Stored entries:
####

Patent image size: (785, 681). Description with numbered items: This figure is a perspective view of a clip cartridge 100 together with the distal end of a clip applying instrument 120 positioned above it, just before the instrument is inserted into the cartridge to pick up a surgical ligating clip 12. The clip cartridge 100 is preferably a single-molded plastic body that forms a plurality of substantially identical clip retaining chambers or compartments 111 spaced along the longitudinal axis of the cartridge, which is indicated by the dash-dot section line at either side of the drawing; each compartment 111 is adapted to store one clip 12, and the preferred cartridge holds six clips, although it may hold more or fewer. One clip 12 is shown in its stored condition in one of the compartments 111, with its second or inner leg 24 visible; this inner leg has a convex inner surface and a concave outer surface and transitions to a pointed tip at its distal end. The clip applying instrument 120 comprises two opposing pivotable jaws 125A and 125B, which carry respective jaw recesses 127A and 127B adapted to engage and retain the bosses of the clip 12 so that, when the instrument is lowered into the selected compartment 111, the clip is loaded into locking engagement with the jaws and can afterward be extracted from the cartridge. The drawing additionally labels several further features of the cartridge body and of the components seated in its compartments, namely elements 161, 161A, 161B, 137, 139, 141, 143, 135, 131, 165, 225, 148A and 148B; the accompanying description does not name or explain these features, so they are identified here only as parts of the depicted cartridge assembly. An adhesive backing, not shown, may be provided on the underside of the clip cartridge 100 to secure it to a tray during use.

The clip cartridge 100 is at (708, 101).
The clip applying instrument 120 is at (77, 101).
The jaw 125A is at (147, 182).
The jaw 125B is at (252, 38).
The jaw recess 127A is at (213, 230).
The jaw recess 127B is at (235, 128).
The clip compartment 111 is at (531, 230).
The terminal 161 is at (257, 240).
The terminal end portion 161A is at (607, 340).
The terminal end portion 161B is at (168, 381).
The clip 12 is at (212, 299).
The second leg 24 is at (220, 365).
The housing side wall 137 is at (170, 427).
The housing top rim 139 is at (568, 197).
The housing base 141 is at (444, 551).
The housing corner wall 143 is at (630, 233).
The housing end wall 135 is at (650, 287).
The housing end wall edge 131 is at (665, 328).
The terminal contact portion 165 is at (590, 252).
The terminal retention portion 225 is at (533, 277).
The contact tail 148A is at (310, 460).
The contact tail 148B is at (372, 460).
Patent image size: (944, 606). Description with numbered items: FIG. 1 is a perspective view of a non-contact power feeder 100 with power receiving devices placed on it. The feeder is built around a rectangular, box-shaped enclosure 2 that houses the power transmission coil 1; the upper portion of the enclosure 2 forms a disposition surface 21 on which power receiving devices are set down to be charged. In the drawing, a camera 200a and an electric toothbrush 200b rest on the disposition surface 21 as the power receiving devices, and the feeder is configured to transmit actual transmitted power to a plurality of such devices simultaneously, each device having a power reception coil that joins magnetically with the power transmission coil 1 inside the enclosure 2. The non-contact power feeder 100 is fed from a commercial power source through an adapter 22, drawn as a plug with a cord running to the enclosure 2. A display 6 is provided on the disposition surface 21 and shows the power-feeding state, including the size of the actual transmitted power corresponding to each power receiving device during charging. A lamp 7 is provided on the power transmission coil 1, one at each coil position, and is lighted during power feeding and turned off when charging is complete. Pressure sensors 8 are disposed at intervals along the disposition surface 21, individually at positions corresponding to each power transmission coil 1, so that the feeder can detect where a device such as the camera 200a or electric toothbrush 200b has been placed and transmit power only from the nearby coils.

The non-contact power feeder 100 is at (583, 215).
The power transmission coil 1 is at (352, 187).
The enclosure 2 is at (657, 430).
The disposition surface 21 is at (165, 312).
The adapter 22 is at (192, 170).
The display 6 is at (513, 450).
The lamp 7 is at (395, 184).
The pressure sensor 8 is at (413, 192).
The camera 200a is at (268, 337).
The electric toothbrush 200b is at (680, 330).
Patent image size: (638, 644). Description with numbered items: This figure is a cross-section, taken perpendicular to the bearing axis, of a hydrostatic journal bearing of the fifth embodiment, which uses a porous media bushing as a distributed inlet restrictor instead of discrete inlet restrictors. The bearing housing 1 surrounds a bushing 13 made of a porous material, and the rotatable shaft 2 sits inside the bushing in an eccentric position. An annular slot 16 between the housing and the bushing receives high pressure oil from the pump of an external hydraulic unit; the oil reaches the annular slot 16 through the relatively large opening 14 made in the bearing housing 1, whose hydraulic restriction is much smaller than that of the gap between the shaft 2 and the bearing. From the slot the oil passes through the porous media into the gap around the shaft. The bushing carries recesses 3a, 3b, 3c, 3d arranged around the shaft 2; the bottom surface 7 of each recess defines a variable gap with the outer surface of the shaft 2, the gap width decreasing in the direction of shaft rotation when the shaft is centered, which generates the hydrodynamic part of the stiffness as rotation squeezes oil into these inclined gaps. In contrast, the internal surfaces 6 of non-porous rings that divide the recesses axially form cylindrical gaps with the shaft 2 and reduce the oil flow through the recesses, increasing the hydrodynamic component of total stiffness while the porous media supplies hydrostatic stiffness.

####

- Stated task
Change "perspective view" to "side view" in the entries from the start up to and including the line with "The clip cartridge 100 is at (708, 101).". Give only those lines again, with nothing else altered.

- Solution
Patent image size: (785, 681). Description with numbered items: This figure is a side view of a clip cartridge 100 together with the distal end of a clip applying instrument 120 positioned above it, just before the instrument is inserted into the cartridge to pick up a surgical ligating clip 12. The clip cartridge 100 is preferably a single-molded plastic body that forms a plurality of substantially identical clip retaining chambers or compartments 111 spaced along the longitudinal axis of the cartridge, which is indicated by the dash-dot section line at either side of the drawing; each compartment 111 is adapted to store one clip 12, and the preferred cartridge holds six clips, although it may hold more or fewer. One clip 12 is shown in its stored condition in one of the compartments 111, with its second or inner leg 24 visible; this inner leg has a convex inner surface and a concave outer surface and transitions to a pointed tip at its distal end. The clip applying instrument 120 comprises two opposing pivotable jaws 125A and 125B, which carry respective jaw recesses 127A and 127B adapted to engage and retain the bosses of the clip 12 so that, when the instrument is lowered into the selected compartment 111, the clip is loaded into locking engagement with the jaws and can afterward be extracted from the cartridge. The drawing additionally labels several further features of the cartridge body and of the components seated in its compartments, namely elements 161, 161A, 161B, 137, 139, 141, 143, 135, 131, 165, 225, 148A and 148B; the accompanying description does not name or explain these features, so they are identified here only as parts of the depicted cartridge assembly. An adhesive backing, not shown, may be provided on the underside of the clip cartridge 100 to secure it to a tray during use.

The clip cartridge 100 is at (708, 101).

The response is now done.